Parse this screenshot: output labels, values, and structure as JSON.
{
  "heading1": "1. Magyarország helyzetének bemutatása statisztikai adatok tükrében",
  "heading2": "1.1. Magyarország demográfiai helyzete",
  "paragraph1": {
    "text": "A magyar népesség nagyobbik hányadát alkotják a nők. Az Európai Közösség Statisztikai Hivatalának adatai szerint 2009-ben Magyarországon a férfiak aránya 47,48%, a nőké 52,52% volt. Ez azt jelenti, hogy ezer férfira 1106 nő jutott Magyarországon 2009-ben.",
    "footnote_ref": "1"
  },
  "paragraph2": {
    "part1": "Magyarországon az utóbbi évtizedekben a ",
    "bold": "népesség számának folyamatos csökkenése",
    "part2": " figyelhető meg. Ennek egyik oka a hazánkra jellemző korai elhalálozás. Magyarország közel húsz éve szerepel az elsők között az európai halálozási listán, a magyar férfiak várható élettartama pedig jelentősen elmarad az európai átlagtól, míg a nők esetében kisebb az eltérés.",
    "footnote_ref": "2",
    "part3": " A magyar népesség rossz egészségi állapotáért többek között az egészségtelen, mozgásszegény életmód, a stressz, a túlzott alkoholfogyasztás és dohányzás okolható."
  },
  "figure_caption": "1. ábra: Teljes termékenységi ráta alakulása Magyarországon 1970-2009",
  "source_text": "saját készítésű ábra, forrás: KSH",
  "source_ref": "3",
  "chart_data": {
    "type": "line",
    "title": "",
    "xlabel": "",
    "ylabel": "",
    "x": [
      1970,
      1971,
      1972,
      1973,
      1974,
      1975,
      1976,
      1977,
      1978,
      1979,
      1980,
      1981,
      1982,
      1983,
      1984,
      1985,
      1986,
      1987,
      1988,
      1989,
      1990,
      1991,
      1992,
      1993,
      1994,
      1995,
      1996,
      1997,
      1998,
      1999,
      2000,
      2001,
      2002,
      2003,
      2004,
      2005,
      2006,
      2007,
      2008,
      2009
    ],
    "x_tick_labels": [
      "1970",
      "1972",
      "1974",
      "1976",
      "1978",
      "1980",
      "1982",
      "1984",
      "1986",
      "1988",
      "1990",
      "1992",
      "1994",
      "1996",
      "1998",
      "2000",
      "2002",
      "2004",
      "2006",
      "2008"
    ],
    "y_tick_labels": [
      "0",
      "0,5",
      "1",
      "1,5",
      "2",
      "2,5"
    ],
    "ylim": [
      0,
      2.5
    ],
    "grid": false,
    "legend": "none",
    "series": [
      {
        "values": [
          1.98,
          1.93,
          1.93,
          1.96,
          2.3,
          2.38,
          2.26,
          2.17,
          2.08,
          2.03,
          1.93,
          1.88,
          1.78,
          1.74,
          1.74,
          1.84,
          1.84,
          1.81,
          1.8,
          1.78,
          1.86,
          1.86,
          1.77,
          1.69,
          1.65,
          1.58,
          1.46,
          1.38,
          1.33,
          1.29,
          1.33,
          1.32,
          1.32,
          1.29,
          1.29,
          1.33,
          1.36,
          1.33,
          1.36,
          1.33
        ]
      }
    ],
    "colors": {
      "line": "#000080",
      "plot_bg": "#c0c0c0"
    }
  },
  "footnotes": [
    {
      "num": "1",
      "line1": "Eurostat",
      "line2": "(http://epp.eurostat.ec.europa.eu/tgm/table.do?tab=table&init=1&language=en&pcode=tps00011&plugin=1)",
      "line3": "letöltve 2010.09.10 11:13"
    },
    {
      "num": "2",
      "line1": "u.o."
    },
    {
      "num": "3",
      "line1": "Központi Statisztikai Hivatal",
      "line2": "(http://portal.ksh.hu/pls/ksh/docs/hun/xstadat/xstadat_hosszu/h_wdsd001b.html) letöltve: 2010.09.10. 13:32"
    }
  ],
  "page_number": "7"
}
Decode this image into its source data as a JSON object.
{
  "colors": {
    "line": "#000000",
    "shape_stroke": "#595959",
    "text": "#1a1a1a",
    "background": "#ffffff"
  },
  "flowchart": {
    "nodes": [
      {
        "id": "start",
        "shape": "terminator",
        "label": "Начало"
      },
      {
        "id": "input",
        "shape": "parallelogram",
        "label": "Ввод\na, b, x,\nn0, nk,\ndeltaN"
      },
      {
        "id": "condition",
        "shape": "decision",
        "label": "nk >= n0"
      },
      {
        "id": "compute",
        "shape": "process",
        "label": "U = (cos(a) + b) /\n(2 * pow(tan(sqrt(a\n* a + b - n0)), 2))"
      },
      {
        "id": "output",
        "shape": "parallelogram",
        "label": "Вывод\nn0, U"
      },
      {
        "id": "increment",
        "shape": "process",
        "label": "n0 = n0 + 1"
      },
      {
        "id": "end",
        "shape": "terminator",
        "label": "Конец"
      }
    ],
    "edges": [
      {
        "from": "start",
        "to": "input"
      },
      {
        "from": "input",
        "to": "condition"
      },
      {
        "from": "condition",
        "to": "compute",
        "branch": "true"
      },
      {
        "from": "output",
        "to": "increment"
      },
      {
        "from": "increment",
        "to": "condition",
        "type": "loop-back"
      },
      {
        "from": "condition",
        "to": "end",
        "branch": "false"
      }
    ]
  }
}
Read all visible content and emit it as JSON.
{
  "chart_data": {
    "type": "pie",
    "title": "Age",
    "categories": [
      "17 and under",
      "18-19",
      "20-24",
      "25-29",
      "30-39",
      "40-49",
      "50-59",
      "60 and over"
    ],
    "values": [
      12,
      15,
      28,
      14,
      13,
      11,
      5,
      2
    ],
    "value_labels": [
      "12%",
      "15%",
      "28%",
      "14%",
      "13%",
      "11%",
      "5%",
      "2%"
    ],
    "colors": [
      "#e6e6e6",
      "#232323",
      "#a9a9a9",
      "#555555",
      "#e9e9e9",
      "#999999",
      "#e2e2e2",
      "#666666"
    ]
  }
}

## EXERCISE AIM
Write out the entire listing exactly.

## SOLUTION TO THE PROBLEM
Parse this screenshot: output labels, values, and structure as JSON.
{
  "heading1": "1. Magyarország helyzetének bemutatása statisztikai adatok tükrében",
  "heading2": "1.1. Magyarország demográfiai helyzete",
  "paragraph1": {
    "text": "A magyar népesség nagyobbik hányadát alkotják a nők. Az Európai Közösség Statisztikai Hivatalának adatai szerint 2009-ben Magyarországon a férfiak aránya 47,48%, a nőké 52,52% volt. Ez azt jelenti, hogy ezer férfira 1106 nő jutott Magyarországon 2009-ben.",
    "footnote_ref": "1"
  },
  "paragraph2": {
    "part1": "Magyarországon az utóbbi évtizedekben a ",
    "bold": "népesség számának folyamatos csökkenése",
    "part2": " figyelhető meg. Ennek egyik oka a hazánkra jellemző korai elhalálozás. Magyarország közel húsz éve szerepel az elsők között az európai halálozási listán, a magyar férfiak várható élettartama pedig jelentősen elmarad az európai átlagtól, míg a nők esetében kisebb az eltérés.",
    "footnote_ref": "2",
    "part3": " A magyar népesség rossz egészségi állapotáért többek között az egészségtelen, mozgásszegény életmód, a stressz, a túlzott alkoholfogyasztás és dohányzás okolható."
  },
  "figure_caption": "1. ábra: Teljes termékenységi ráta alakulása Magyarországon 1970-2009",
  "source_text": "saját készítésű ábra, forrás: KSH",
  "source_ref": "3",
  "chart_data": {
    "type": "line",
    "title": "",
    "xlabel": "",
    "ylabel": "",
    "x": [
      1970,
      1971,
      1972,
      1973,
      1974,
      1975,
      1976,
      1977,
      1978,
      1979,
      1980,
      1981,
      1982,
      1983,
      1984,
      1985,
      1986,
      1987,
      1988,
      1989,
      1990,
      1991,
      1992,
      1993,
      1994,
      1995,
      1996,
      1997,
      1998,
      1999,
      2000,
      2001,
      2002,
      2003,
      2004,
      2005,
      2006,
      2007,
      2008,
      2009
    ],
    "x_tick_labels": [
      "1970",
      "1972",
      "1974",
      "1976",
      "1978",
      "1980",
      "1982",
      "1984",
      "1986",
      "1988",
      "1990",
      "1992",
      "1994",
      "1996",
      "1998",
      "2000",
      "2002",
      "2004",
      "2006",
      "2008"
    ],
    "y_tick_labels": [
      "0",
      "0,5",
      "1",
      "1,5",
      "2",
      "2,5"
    ],
    "ylim": [
      0,
      2.5
    ],
    "grid": false,
    "legend": "none",
    "series": [
      {
        "values": [
          1.98,
          1.93,
          1.93,
          1.96,
          2.3,
          2.38,
          2.26,
          2.17,
          2.08,
          2.03,
          1.93,
          1.88,
          1.78,
          1.74,
          1.74,
          1.84,
          1.84,
          1.81,
          1.8,
          1.78,
          1.86,
          1.86,
          1.77,
          1.69,
          1.65,
          1.58,
          1.46,
          1.38,
          1.33,
          1.29,
          1.33,
          1.32,
          1.32,
          1.29,
          1.29,
          1.33,
          1.36,
          1.33,
          1.36,
          1.33
        ]
      }
    ],
    "colors": {
      "line": "#000080",
      "plot_bg": "#c0c0c0"
    }
  },
  "footnotes": [
    {
      "num": "1",
      "line1": "Eurostat",
      "line2": "(http://epp.eurostat.ec.europa.eu/tgm/table.do?tab=table&init=1&language=en&pcode=tps00011&plugin=1)",
      "line3": "letöltve 2010.09.10 11:13"
    },
    {
      "num": "2",
      "line1": "u.o."
    },
    {
      "num": "3",
      "line1": "Központi Statisztikai Hivatal",
      "line2": "(http://portal.ksh.hu/pls/ksh/docs/hun/xstadat/xstadat_hosszu/h_wdsd001b.html) letöltve: 2010.09.10. 13:32"
    }
  ],
  "page_number": "7"
}
Decode this image into its source data as a JSON object.
{
  "colors": {
    "line": "#000000",
    "shape_stroke": "#595959",
    "text": "#1a1a1a",
    "background": "#ffffff"
  },
  "flowchart": {
    "nodes": [
      {
        "id": "start",
        "shape": "terminator",
        "label": "Начало"
      },
      {
        "id": "input",
        "shape": "parallelogram",
        "label": "Ввод\na, b, x,\nn0, nk,\ndeltaN"
      },
      {
        "id": "condition",
        "shape": "decision",
        "label": "nk >= n0"
      },
      {
        "id": "compute",
        "shape": "process",
        "label": "U = (cos(a) + b) /\n(2 * pow(tan(sqrt(a\n* a + b - n0)), 2))"
      },
      {
        "id": "output",
        "shape": "parallelogram",
        "label": "Вывод\nn0, U"
      },
      {
        "id": "increment",
        "shape": "process",
        "label": "n0 = n0 + 1"
      },
      {
        "id": "end",
        "shape": "terminator",
        "label": "Конец"
      }
    ],
    "edges": [
      {
        "from": "start",
        "to": "input"
      },
      {
        "from": "input",
        "to": "condition"
      },
      {
        "from": "condition",
        "to": "compute",
        "branch": "true"
      },
      {
        "from": "output",
        "to": "increment"
      },
      {
        "from": "increment",
        "to": "condition",
        "type": "loop-back"
      },
      {
        "from": "condition",
        "to": "end",
        "branch": "false"
      }
    ]
  }
}
Read all visible content and emit it as JSON.
{
  "chart_data": {
    "type": "pie",
    "title": "Age",
    "categories": [
      "17 and under",
      "18-19",
      "20-24",
      "25-29",
      "30-39",
      "40-49",
      "50-59",
      "60 and over"
    ],
    "values": [
      12,
      15,
      28,
      14,
      13,
      11,
      5,
      2
    ],
    "value_labels": [
      "12%",
      "15%",
      "28%",
      "14%",
      "13%",
      "11%",
      "5%",
      "2%"
    ],
    "colors": [
      "#e6e6e6",
      "#232323",
      "#a9a9a9",
      "#555555",
      "#e9e9e9",
      "#999999",
      "#e2e2e2",
      "#666666"
    ]
  }
}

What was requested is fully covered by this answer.